◆ **Exercise**
Locate and copy all lines bearing the word "text".

◆ **Task data**

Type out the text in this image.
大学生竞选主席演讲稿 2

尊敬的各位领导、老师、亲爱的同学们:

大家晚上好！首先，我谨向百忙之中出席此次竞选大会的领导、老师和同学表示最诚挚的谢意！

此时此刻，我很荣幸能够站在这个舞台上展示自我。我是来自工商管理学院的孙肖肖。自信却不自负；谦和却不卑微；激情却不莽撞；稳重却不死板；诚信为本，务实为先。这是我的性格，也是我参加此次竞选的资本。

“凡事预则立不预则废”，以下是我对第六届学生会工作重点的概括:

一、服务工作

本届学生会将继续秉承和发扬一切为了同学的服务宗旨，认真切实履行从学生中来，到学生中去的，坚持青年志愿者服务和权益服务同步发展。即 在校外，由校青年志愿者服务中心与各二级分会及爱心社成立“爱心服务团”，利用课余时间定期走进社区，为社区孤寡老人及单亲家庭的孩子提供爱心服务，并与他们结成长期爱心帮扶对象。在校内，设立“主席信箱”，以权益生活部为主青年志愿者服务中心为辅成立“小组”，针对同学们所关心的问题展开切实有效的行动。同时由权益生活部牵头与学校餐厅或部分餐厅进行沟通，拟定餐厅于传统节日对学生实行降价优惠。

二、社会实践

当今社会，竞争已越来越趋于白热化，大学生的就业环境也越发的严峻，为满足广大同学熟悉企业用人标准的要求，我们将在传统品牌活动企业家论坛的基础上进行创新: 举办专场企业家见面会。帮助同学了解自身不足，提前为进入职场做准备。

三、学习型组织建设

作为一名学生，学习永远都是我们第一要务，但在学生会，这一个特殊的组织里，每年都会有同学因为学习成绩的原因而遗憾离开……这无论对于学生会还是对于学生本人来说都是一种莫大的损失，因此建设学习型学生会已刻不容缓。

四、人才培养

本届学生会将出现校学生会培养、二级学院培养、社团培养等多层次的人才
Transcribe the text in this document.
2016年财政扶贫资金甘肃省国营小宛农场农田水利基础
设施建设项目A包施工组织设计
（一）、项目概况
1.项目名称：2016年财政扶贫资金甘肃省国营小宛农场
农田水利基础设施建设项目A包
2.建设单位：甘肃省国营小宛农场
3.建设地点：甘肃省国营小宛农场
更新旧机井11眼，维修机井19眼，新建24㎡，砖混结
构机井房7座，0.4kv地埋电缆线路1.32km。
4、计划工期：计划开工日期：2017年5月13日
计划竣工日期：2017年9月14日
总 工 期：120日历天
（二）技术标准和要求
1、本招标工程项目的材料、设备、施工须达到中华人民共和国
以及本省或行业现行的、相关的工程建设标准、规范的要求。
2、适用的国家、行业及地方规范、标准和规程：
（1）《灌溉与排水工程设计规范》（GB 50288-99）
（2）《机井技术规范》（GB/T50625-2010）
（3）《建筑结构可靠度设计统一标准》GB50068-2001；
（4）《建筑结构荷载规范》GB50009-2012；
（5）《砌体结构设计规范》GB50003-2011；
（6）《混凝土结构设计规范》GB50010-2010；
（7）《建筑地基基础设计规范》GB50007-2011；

◆ **Expected output**
Type out the text in this image.
Transcribe the text in this document.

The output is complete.